** Begin Available records **

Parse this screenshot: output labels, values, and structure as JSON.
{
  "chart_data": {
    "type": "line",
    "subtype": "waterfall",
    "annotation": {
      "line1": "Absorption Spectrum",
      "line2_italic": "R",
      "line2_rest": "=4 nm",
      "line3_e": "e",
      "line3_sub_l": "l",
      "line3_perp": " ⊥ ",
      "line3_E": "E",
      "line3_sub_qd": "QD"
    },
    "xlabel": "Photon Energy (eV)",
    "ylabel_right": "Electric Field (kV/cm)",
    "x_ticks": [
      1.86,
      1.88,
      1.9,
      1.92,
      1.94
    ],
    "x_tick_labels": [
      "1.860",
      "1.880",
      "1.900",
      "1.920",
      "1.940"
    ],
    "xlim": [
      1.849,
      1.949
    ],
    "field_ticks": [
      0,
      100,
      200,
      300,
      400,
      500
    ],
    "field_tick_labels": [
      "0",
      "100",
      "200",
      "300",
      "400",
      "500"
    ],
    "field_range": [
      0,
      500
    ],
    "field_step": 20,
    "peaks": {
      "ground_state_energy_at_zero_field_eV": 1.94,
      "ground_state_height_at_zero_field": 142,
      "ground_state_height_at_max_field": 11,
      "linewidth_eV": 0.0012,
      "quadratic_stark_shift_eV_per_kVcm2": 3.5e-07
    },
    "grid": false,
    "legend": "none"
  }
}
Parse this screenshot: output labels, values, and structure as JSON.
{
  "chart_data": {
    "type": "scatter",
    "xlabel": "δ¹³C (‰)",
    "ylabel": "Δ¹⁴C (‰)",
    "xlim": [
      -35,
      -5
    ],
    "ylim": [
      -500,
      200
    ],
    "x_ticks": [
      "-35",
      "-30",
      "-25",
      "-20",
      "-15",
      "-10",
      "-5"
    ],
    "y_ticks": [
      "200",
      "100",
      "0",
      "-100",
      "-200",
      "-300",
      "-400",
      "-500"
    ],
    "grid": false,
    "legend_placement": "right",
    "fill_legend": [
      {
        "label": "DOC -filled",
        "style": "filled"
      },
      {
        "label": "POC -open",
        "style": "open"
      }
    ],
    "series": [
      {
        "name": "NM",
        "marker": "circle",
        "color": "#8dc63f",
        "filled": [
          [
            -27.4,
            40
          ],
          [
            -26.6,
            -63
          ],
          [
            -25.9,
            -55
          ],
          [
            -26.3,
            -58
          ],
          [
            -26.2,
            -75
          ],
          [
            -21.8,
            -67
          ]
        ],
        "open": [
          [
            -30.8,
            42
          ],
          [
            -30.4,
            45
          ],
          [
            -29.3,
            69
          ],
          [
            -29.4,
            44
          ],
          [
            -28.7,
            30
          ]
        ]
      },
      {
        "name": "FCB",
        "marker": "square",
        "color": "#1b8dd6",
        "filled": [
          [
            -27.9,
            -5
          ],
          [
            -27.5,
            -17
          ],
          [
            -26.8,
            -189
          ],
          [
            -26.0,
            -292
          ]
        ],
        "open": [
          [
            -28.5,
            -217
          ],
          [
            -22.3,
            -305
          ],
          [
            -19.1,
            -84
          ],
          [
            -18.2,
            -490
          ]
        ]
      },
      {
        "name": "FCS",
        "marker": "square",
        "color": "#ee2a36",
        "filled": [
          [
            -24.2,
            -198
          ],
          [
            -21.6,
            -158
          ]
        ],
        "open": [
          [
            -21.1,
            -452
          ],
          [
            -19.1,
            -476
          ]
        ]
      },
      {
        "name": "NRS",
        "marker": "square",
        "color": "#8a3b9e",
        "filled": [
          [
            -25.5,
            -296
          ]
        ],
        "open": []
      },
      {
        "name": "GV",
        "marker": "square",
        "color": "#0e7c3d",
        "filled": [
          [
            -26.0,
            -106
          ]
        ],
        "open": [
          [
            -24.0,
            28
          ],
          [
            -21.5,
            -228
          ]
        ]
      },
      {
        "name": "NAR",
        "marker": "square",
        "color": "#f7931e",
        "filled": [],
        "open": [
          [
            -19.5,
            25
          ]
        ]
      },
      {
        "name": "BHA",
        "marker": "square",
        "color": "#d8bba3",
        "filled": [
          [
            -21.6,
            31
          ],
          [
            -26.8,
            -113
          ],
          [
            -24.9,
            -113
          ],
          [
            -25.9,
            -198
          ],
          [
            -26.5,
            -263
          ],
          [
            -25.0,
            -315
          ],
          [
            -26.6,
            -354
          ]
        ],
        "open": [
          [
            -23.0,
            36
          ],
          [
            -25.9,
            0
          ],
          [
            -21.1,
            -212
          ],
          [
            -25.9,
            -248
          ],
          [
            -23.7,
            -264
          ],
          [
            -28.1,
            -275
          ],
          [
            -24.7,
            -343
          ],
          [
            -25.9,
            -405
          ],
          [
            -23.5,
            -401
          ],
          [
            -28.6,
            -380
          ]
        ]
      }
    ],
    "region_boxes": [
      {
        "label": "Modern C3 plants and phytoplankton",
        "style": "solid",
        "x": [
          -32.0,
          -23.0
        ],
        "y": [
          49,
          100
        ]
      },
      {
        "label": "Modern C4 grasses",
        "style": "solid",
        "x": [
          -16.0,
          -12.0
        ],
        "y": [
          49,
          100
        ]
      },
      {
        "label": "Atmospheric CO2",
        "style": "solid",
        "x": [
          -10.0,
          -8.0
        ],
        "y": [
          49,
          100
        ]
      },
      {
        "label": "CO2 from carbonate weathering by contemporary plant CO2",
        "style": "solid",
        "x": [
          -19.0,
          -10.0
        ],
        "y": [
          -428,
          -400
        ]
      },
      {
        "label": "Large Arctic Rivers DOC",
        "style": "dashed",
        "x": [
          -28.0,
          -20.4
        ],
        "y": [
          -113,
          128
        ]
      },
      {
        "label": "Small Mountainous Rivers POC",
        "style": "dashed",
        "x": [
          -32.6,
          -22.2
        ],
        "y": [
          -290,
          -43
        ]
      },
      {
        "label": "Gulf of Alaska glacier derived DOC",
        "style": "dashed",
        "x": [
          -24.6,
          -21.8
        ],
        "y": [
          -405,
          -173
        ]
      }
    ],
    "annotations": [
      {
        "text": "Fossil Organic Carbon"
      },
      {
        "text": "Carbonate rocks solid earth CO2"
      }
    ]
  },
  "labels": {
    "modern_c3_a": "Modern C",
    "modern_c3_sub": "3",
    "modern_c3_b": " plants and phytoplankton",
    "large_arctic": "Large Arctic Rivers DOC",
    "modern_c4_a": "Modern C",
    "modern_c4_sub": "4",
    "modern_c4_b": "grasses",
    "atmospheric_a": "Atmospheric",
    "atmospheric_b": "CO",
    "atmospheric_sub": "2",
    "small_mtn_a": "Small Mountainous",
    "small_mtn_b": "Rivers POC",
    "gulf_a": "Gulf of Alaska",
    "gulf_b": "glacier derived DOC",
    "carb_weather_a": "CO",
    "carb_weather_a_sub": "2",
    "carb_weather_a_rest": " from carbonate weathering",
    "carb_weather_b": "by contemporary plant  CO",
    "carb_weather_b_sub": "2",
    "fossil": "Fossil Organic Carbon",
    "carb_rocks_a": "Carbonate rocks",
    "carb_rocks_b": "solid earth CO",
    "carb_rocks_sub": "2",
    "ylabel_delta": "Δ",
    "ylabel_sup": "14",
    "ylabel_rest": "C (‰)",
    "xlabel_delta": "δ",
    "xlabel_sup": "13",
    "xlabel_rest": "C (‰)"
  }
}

** End Available records **

Set out the complete listing exactly as shown.

◆ **Solution to the problem**:
Parse this screenshot: output labels, values, and structure as JSON.
{
  "chart_data": {
    "type": "line",
    "subtype": "waterfall",
    "annotation": {
      "line1": "Absorption Spectrum",
      "line2_italic": "R",
      "line2_rest": "=4 nm",
      "line3_e": "e",
      "line3_sub_l": "l",
      "line3_perp": " ⊥ ",
      "line3_E": "E",
      "line3_sub_qd": "QD"
    },
    "xlabel": "Photon Energy (eV)",
    "ylabel_right": "Electric Field (kV/cm)",
    "x_ticks": [
      1.86,
      1.88,
      1.9,
      1.92,
      1.94
    ],
    "x_tick_labels": [
      "1.860",
      "1.880",
      "1.900",
      "1.920",
      "1.940"
    ],
    "xlim": [
      1.849,
      1.949
    ],
    "field_ticks": [
      0,
      100,
      200,
      300,
      400,
      500
    ],
    "field_tick_labels": [
      "0",
      "100",
      "200",
      "300",
      "400",
      "500"
    ],
    "field_range": [
      0,
      500
    ],
    "field_step": 20,
    "peaks": {
      "ground_state_energy_at_zero_field_eV": 1.94,
      "ground_state_height_at_zero_field": 142,
      "ground_state_height_at_max_field": 11,
      "linewidth_eV": 0.0012,
      "quadratic_stark_shift_eV_per_kVcm2": 3.5e-07
    },
    "grid": false,
    "legend": "none"
  }
}
Parse this screenshot: output labels, values, and structure as JSON.
{
  "chart_data": {
    "type": "scatter",
    "xlabel": "δ¹³C (‰)",
    "ylabel": "Δ¹⁴C (‰)",
    "xlim": [
      -35,
      -5
    ],
    "ylim": [
      -500,
      200
    ],
    "x_ticks": [
      "-35",
      "-30",
      "-25",
      "-20",
      "-15",
      "-10",
      "-5"
    ],
    "y_ticks": [
      "200",
      "100",
      "0",
      "-100",
      "-200",
      "-300",
      "-400",
      "-500"
    ],
    "grid": false,
    "legend_placement": "right",
    "fill_legend": [
      {
        "label": "DOC -filled",
        "style": "filled"
      },
      {
        "label": "POC -open",
        "style": "open"
      }
    ],
    "series": [
      {
        "name": "NM",
        "marker": "circle",
        "color": "#8dc63f",
        "filled": [
          [
            -27.4,
            40
          ],
          [
            -26.6,
            -63
          ],
          [
            -25.9,
            -55
          ],
          [
            -26.3,
            -58
          ],
          [
            -26.2,
            -75
          ],
          [
            -21.8,
            -67
          ]
        ],
        "open": [
          [
            -30.8,
            42
          ],
          [
            -30.4,
            45
          ],
          [
            -29.3,
            69
          ],
          [
            -29.4,
            44
          ],
          [
            -28.7,
            30
          ]
        ]
      },
      {
        "name": "FCB",
        "marker": "square",
        "color": "#1b8dd6",
        "filled": [
          [
            -27.9,
            -5
          ],
          [
            -27.5,
            -17
          ],
          [
            -26.8,
            -189
          ],
          [
            -26.0,
            -292
          ]
        ],
        "open": [
          [
            -28.5,
            -217
          ],
          [
            -22.3,
            -305
          ],
          [
            -19.1,
            -84
          ],
          [
            -18.2,
            -490
          ]
        ]
      },
      {
        "name": "FCS",
        "marker": "square",
        "color": "#ee2a36",
        "filled": [
          [
            -24.2,
            -198
          ],
          [
            -21.6,
            -158
          ]
        ],
        "open": [
          [
            -21.1,
            -452
          ],
          [
            -19.1,
            -476
          ]
        ]
      },
      {
        "name": "NRS",
        "marker": "square",
        "color": "#8a3b9e",
        "filled": [
          [
            -25.5,
            -296
          ]
        ],
        "open": []
      },
      {
        "name": "GV",
        "marker": "square",
        "color": "#0e7c3d",
        "filled": [
          [
            -26.0,
            -106
          ]
        ],
        "open": [
          [
            -24.0,
            28
          ],
          [
            -21.5,
            -228
          ]
        ]
      },
      {
        "name": "NAR",
        "marker": "square",
        "color": "#f7931e",
        "filled": [],
        "open": [
          [
            -19.5,
            25
          ]
        ]
      },
      {
        "name": "BHA",
        "marker": "square",
        "color": "#d8bba3",
        "filled": [
          [
            -21.6,
            31
          ],
          [
            -26.8,
            -113
          ],
          [
            -24.9,
            -113
          ],
          [
            -25.9,
            -198
          ],
          [
            -26.5,
            -263
          ],
          [
            -25.0,
            -315
          ],
          [
            -26.6,
            -354
          ]
        ],
        "open": [
          [
            -23.0,
            36
          ],
          [
            -25.9,
            0
          ],
          [
            -21.1,
            -212
          ],
          [
            -25.9,
            -248
          ],
          [
            -23.7,
            -264
          ],
          [
            -28.1,
            -275
          ],
          [
            -24.7,
            -343
          ],
          [
            -25.9,
            -405
          ],
          [
            -23.5,
            -401
          ],
          [
            -28.6,
            -380
          ]
        ]
      }
    ],
    "region_boxes": [
      {
        "label": "Modern C3 plants and phytoplankton",
        "style": "solid",
        "x": [
          -32.0,
          -23.0
        ],
        "y": [
          49,
          100
        ]
      },
      {
        "label": "Modern C4 grasses",
        "style": "solid",
        "x": [
          -16.0,
          -12.0
        ],
        "y": [
          49,
          100
        ]
      },
      {
        "label": "Atmospheric CO2",
        "style": "solid",
        "x": [
          -10.0,
          -8.0
        ],
        "y": [
          49,
          100
        ]
      },
      {
        "label": "CO2 from carbonate weathering by contemporary plant CO2",
        "style": "solid",
        "x": [
          -19.0,
          -10.0
        ],
        "y": [
          -428,
          -400
        ]
      },
      {
        "label": "Large Arctic Rivers DOC",
        "style": "dashed",
        "x": [
          -28.0,
          -20.4
        ],
        "y": [
          -113,
          128
        ]
      },
      {
        "label": "Small Mountainous Rivers POC",
        "style": "dashed",
        "x": [
          -32.6,
          -22.2
        ],
        "y": [
          -290,
          -43
        ]
      },
      {
        "label": "Gulf of Alaska glacier derived DOC",
        "style": "dashed",
        "x": [
          -24.6,
          -21.8
        ],
        "y": [
          -405,
          -173
        ]
      }
    ],
    "annotations": [
      {
        "text": "Fossil Organic Carbon"
      },
      {
        "text": "Carbonate rocks solid earth CO2"
      }
    ]
  },
  "labels": {
    "modern_c3_a": "Modern C",
    "modern_c3_sub": "3",
    "modern_c3_b": " plants and phytoplankton",
    "large_arctic": "Large Arctic Rivers DOC",
    "modern_c4_a": "Modern C",
    "modern_c4_sub": "4",
    "modern_c4_b": "grasses",
    "atmospheric_a": "Atmospheric",
    "atmospheric_b": "CO",
    "atmospheric_sub": "2",
    "small_mtn_a": "Small Mountainous",
    "small_mtn_b": "Rivers POC",
    "gulf_a": "Gulf of Alaska",
    "gulf_b": "glacier derived DOC",
    "carb_weather_a": "CO",
    "carb_weather_a_sub": "2",
    "carb_weather_a_rest": " from carbonate weathering",
    "carb_weather_b": "by contemporary plant  CO",
    "carb_weather_b_sub": "2",
    "fossil": "Fossil Organic Carbon",
    "carb_rocks_a": "Carbonate rocks",
    "carb_rocks_b": "solid earth CO",
    "carb_rocks_sub": "2",
    "ylabel_delta": "Δ",
    "ylabel_sup": "14",
    "ylabel_rest": "C (‰)",
    "xlabel_delta": "δ",
    "xlabel_sup": "13",
    "xlabel_rest": "C (‰)"
  }
}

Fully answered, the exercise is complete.